(Extracted data entries)
>>>
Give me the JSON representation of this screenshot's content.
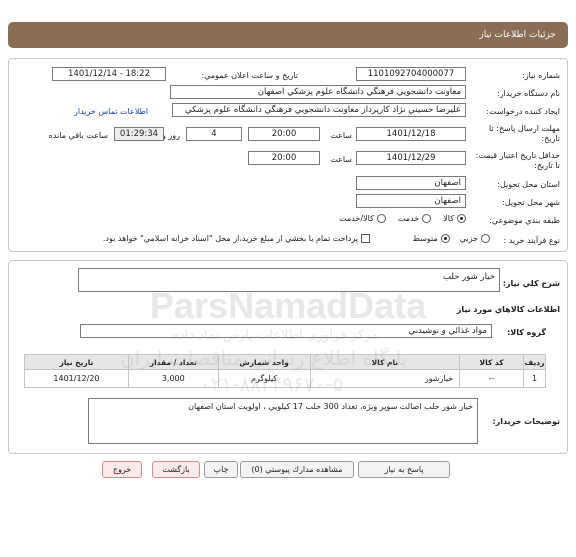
{
  "header": {
    "title": "جزئيات اطلاعات نياز"
  },
  "details": {
    "need_number_label": "شماره نياز:",
    "need_number": "1101092704000077",
    "announce_label": "تاريخ و ساعت اعلان عمومي:",
    "announce_value": "1401/12/14 - 18:22",
    "buyer_org_label": "نام دستگاه خريدار:",
    "buyer_org": "معاونت دانشجويي فرهنگي دانشگاه علوم پزشكي اصفهان",
    "creator_label": "ايجاد كننده درخواست:",
    "creator": "عليرضا حسيني نژاد كارپرداز معاونت دانشجويي فرهنگي دانشگاه علوم پزشكي",
    "contact_link": "اطلاعات تماس خريدار",
    "deadline_label": "مهلت ارسال پاسخ: تا تاريخ:",
    "deadline_date": "1401/12/18",
    "time_label": "ساعت",
    "deadline_time": "20:00",
    "days_value": "4",
    "days_label": "روز و",
    "remaining_time": "01:29:34",
    "remaining_label": "ساعت باقي مانده",
    "validity_label": "حداقل تاريخ اعتبار قيمت: تا تاريخ:",
    "validity_date": "1401/12/29",
    "validity_time_label": "ساعت",
    "validity_time": "20:00",
    "province_label": "استان محل تحويل:",
    "province": "اصفهان",
    "city_label": "شهر محل تحويل:",
    "city": "اصفهان",
    "category_label": "طبقه بندي موضوعي:",
    "category_options": [
      "كالا",
      "خدمت",
      "كالا/خدمت"
    ],
    "category_selected": 0,
    "process_label": "نوع فرآيند خريد :",
    "process_options": [
      "جزيي",
      "متوسط"
    ],
    "process_selected": 1,
    "payment_note": "پرداخت تمام يا بخشي از مبلغ خريد،از محل \"اسناد خزانه اسلامي\" خواهد بود."
  },
  "description": {
    "label": "شرح كلي نياز:",
    "value": "خيار شور حلب"
  },
  "goods": {
    "section_title": "اطلاعات كالاهاي مورد نياز",
    "group_label": "گروه كالا:",
    "group_value": "مواد غذائي و نوشيدني",
    "columns": [
      "رديف",
      "كد كالا",
      "نام كالا",
      "واحد شمارش",
      "تعداد / مقدار",
      "تاريخ نياز"
    ],
    "rows": [
      [
        "1",
        "--",
        "خيارشور",
        "كيلوگرم",
        "3,000",
        "1401/12/20"
      ]
    ]
  },
  "buyer_notes": {
    "label": "توضيحات خريدار:",
    "value": "خيار شور حلب اصالت سوپر ويژه، تعداد 300 حلب 17 كيلويي ، اولويت استان اصفهان"
  },
  "watermark": {
    "brand": "ParsNamadData",
    "line1": "مركز فراوري اطلاعات پارس نماد داده",
    "line2": "پايگاه اطلاع رساني مناقصات ايران",
    "phone": "۰۲۱-۸۸۳۴۹۶۷۰-۵"
  },
  "actions": {
    "reply": "پاسخ به نياز",
    "attachments": "مشاهده مدارك پيوستي (0)",
    "print": "چاپ",
    "back": "بازگشت",
    "exit": "خروج"
  }
}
<<<
Reproduce every entry word for word, but skip any pictures.

Give me the JSON representation of this screenshot's content.
{
  "header": {
    "title": "جزئيات اطلاعات نياز"
  },
  "details": {
    "need_number_label": "شماره نياز:",
    "need_number": "1101092704000077",
    "announce_label": "تاريخ و ساعت اعلان عمومي:",
    "announce_value": "1401/12/14 - 18:22",
    "buyer_org_label": "نام دستگاه خريدار:",
    "buyer_org": "معاونت دانشجويي فرهنگي دانشگاه علوم پزشكي اصفهان",
    "creator_label": "ايجاد كننده درخواست:",
    "creator": "عليرضا حسيني نژاد كارپرداز معاونت دانشجويي فرهنگي دانشگاه علوم پزشكي",
    "contact_link": "اطلاعات تماس خريدار",
    "deadline_label": "مهلت ارسال پاسخ: تا تاريخ:",
    "deadline_date": "1401/12/18",
    "time_label": "ساعت",
    "deadline_time": "20:00",
    "days_value": "4",
    "days_label": "روز و",
    "remaining_time": "01:29:34",
    "remaining_label": "ساعت باقي مانده",
    "validity_label": "حداقل تاريخ اعتبار قيمت: تا تاريخ:",
    "validity_date": "1401/12/29",
    "validity_time_label": "ساعت",
    "validity_time": "20:00",
    "province_label": "استان محل تحويل:",
    "province": "اصفهان",
    "city_label": "شهر محل تحويل:",
    "city": "اصفهان",
    "category_label": "طبقه بندي موضوعي:",
    "category_options": [
      "كالا",
      "خدمت",
      "كالا/خدمت"
    ],
    "category_selected": 0,
    "process_label": "نوع فرآيند خريد :",
    "process_options": [
      "جزيي",
      "متوسط"
    ],
    "process_selected": 1,
    "payment_note": "پرداخت تمام يا بخشي از مبلغ خريد،از محل \"اسناد خزانه اسلامي\" خواهد بود."
  },
  "description": {
    "label": "شرح كلي نياز:",
    "value": "خيار شور حلب"
  },
  "goods": {
    "section_title": "اطلاعات كالاهاي مورد نياز",
    "group_label": "گروه كالا:",
    "group_value": "مواد غذائي و نوشيدني",
    "columns": [
      "رديف",
      "كد كالا",
      "نام كالا",
      "واحد شمارش",
      "تعداد / مقدار",
      "تاريخ نياز"
    ],
    "rows": [
      [
        "1",
        "--",
        "خيارشور",
        "كيلوگرم",
        "3,000",
        "1401/12/20"
      ]
    ]
  },
  "buyer_notes": {
    "label": "توضيحات خريدار:",
    "value": "خيار شور حلب اصالت سوپر ويژه، تعداد 300 حلب 17 كيلويي ، اولويت استان اصفهان"
  },
  "watermark": {
    "brand": "ParsNamadData",
    "line1": "مركز فراوري اطلاعات پارس نماد داده",
    "line2": "پايگاه اطلاع رساني مناقصات ايران",
    "phone": "۰۲۱-۸۸۳۴۹۶۷۰-۵"
  },
  "actions": {
    "reply": "پاسخ به نياز",
    "attachments": "مشاهده مدارك پيوستي (0)",
    "print": "چاپ",
    "back": "بازگشت",
    "exit": "خروج"
  }
}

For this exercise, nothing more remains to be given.